* Material for this task:

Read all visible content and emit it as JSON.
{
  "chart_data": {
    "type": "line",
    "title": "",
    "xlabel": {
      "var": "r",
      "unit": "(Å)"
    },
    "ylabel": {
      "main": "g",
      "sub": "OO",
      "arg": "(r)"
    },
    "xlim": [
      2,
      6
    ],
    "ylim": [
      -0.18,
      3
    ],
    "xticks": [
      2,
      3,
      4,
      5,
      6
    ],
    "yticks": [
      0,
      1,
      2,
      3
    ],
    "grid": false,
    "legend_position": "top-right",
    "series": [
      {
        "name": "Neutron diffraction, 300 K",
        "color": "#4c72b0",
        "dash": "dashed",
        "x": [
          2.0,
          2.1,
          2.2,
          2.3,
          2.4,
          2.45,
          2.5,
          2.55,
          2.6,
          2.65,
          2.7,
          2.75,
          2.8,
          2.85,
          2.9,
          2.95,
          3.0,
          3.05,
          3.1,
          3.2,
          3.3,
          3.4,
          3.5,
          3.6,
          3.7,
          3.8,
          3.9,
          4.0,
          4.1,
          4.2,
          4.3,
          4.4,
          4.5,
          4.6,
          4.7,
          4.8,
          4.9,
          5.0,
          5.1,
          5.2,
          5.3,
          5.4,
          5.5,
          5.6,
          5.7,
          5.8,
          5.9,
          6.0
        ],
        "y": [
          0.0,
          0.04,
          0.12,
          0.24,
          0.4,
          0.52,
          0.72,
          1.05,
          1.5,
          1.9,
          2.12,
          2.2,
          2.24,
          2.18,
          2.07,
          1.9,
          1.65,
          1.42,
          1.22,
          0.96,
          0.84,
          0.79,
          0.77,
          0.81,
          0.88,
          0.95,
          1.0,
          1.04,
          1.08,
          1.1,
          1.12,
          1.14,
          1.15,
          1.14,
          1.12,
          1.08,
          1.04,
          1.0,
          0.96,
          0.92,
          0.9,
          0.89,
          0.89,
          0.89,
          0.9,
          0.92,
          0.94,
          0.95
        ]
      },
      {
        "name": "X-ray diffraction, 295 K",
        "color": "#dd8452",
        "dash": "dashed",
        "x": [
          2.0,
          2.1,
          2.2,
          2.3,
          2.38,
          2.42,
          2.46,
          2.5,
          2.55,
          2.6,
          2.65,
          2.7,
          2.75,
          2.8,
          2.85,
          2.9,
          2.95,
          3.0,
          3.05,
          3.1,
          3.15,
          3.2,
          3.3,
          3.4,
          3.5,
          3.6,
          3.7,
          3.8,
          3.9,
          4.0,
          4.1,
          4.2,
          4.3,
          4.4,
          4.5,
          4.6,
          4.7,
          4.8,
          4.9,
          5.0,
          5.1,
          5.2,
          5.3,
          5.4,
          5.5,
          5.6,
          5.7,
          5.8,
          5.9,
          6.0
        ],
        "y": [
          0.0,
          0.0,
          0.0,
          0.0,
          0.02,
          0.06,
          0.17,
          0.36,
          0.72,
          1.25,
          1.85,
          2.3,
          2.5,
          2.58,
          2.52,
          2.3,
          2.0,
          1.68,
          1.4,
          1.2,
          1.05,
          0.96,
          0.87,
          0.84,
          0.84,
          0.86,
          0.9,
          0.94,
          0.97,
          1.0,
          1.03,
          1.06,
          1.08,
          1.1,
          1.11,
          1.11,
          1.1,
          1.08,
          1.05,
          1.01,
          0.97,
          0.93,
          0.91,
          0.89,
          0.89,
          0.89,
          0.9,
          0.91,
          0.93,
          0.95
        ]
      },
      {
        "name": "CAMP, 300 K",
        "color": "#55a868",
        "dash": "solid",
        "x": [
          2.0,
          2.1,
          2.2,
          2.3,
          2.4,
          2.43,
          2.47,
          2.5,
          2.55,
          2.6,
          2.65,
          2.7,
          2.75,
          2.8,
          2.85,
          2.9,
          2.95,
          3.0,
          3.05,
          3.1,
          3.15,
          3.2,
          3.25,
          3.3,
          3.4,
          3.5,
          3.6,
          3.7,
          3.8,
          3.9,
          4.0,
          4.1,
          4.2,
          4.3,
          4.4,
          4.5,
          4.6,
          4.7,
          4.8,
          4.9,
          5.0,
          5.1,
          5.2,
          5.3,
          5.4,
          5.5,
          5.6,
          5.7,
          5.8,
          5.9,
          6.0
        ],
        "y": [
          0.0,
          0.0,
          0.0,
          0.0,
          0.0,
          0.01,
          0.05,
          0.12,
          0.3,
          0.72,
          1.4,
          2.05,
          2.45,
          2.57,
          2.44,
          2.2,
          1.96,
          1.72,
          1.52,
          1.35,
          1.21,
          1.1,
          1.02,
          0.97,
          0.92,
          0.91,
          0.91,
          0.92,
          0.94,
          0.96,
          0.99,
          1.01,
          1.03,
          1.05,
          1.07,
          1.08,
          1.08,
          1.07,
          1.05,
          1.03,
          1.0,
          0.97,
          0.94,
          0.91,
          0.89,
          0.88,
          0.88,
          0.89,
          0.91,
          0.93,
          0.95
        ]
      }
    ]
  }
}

* Task description: Say how many lines in this material hold "diffraction", and say nothing else.

* Task response: 2